[Input material]
━━━━━━━━━━
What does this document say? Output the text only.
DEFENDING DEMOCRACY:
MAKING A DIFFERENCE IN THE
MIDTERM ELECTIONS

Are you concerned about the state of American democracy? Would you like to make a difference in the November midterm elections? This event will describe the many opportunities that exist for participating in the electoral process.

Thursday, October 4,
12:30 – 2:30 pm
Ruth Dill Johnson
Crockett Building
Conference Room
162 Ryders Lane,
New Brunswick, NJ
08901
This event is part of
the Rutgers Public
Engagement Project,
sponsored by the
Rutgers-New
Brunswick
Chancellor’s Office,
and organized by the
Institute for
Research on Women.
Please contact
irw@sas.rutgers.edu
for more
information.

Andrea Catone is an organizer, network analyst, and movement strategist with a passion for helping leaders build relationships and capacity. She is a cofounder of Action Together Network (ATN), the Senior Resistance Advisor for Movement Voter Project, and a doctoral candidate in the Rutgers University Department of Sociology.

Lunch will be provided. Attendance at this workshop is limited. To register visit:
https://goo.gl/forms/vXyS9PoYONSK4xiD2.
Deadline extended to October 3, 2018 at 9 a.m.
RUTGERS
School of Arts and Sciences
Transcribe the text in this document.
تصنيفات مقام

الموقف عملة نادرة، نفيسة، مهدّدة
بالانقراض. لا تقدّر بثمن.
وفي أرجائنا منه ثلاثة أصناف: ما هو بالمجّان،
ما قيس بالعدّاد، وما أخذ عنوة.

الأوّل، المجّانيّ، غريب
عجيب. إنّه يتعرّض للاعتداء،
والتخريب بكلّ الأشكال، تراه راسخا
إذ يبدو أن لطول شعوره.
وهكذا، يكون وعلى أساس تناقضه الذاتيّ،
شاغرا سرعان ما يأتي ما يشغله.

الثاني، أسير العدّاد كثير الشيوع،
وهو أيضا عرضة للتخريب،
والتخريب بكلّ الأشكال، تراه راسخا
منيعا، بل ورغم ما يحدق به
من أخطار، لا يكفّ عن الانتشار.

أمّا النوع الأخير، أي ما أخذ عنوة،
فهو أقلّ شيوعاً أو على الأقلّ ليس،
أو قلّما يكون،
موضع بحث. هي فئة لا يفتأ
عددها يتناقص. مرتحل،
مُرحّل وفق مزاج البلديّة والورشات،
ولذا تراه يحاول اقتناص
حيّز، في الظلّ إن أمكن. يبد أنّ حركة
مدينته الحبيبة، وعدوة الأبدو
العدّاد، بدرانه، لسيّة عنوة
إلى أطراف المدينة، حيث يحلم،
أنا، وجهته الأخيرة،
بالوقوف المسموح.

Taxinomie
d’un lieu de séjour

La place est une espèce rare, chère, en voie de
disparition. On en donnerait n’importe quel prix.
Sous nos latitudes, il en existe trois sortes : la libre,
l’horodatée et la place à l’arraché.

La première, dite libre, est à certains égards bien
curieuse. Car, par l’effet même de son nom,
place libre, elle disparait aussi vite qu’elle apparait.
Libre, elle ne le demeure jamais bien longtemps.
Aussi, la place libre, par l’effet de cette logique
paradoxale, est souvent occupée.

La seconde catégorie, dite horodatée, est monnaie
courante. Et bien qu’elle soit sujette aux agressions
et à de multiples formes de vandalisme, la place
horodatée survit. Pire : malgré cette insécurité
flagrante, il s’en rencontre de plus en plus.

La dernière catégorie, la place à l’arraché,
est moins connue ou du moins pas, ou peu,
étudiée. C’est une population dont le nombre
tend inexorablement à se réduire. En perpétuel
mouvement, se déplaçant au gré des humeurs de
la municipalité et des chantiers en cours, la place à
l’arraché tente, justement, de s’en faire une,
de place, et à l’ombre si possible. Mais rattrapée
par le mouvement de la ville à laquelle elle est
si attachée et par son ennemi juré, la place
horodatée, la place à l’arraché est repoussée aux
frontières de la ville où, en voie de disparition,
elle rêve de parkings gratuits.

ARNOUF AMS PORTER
━━━━━━━━━━
[Written instruction] Of the lines in this material, state how many hold the string "arraché". Write no other words.

[Solution] 4